*Exercise details*: Give the entries again, word for word.

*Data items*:
==========

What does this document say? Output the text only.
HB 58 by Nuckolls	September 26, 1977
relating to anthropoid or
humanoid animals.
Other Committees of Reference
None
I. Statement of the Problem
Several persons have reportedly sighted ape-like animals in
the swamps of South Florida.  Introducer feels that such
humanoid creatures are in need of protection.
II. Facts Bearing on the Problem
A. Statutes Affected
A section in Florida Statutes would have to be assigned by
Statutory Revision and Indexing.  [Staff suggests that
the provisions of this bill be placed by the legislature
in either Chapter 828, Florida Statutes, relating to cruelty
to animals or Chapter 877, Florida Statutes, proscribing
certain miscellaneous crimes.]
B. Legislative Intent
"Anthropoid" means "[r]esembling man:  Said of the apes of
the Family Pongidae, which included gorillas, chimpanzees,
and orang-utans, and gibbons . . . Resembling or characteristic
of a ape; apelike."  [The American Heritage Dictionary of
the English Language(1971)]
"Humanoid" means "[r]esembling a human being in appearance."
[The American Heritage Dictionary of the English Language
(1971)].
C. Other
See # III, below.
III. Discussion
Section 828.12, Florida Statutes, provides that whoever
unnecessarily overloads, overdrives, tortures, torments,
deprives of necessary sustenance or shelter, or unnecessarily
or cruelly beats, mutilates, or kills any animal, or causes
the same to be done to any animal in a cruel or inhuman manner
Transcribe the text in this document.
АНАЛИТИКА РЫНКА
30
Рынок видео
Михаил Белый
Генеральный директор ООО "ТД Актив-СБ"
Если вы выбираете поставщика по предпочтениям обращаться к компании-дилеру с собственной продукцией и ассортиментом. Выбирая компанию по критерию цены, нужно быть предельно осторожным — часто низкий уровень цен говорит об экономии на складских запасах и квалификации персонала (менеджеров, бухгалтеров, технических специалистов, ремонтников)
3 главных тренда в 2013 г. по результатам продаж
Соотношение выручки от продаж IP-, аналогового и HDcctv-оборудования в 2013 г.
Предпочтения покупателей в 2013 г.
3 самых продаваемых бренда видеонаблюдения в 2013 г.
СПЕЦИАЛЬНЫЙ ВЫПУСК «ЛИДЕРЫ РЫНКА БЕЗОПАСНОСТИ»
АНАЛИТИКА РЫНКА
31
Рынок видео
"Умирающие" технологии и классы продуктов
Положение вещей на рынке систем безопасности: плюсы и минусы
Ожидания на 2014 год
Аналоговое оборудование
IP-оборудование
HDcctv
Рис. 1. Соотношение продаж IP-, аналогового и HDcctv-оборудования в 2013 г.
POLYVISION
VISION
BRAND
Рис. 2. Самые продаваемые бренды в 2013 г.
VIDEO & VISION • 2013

==========

*Result for this exercise*:
What does this document say? Output the text only.
HB 58 by Nuckolls	September 26, 1977
relating to anthropoid or
humanoid animals.
Other Committees of Reference
None
I. Statement of the Problem
Several persons have reportedly sighted ape-like animals in
the swamps of South Florida.  Introducer feels that such
humanoid creatures are in need of protection.
II. Facts Bearing on the Problem
A. Statutes Affected
A section in Florida Statutes would have to be assigned by
Statutory Revision and Indexing.  [Staff suggests that
the provisions of this bill be placed by the legislature
in either Chapter 828, Florida Statutes, relating to cruelty
to animals or Chapter 877, Florida Statutes, proscribing
certain miscellaneous crimes.]
B. Legislative Intent
"Anthropoid" means "[r]esembling man:  Said of the apes of
the Family Pongidae, which included gorillas, chimpanzees,
and orang-utans, and gibbons . . . Resembling or characteristic
of a ape; apelike."  [The American Heritage Dictionary of
the English Language(1971)]
"Humanoid" means "[r]esembling a human being in appearance."
[The American Heritage Dictionary of the English Language
(1971)].
C. Other
See # III, below.
III. Discussion
Section 828.12, Florida Statutes, provides that whoever
unnecessarily overloads, overdrives, tortures, torments,
deprives of necessary sustenance or shelter, or unnecessarily
or cruelly beats, mutilates, or kills any animal, or causes
the same to be done to any animal in a cruel or inhuman manner
Transcribe the text in this document.
АНАЛИТИКА РЫНКА
30
Рынок видео
Михаил Белый
Генеральный директор ООО "ТД Актив-СБ"
Если вы выбираете поставщика по предпочтениям обращаться к компании-дилеру с собственной продукцией и ассортиментом. Выбирая компанию по критерию цены, нужно быть предельно осторожным — часто низкий уровень цен говорит об экономии на складских запасах и квалификации персонала (менеджеров, бухгалтеров, технических специалистов, ремонтников)
3 главных тренда в 2013 г. по результатам продаж
Соотношение выручки от продаж IP-, аналогового и HDcctv-оборудования в 2013 г.
Предпочтения покупателей в 2013 г.
3 самых продаваемых бренда видеонаблюдения в 2013 г.
СПЕЦИАЛЬНЫЙ ВЫПУСК «ЛИДЕРЫ РЫНКА БЕЗОПАСНОСТИ»
АНАЛИТИКА РЫНКА
31
Рынок видео
"Умирающие" технологии и классы продуктов
Положение вещей на рынке систем безопасности: плюсы и минусы
Ожидания на 2014 год
Аналоговое оборудование
IP-оборудование
HDcctv
Рис. 1. Соотношение продаж IP-, аналогового и HDcctv-оборудования в 2013 г.
POLYVISION
VISION
BRAND
Рис. 2. Самые продаваемые бренды в 2013 г.
VIDEO & VISION • 2013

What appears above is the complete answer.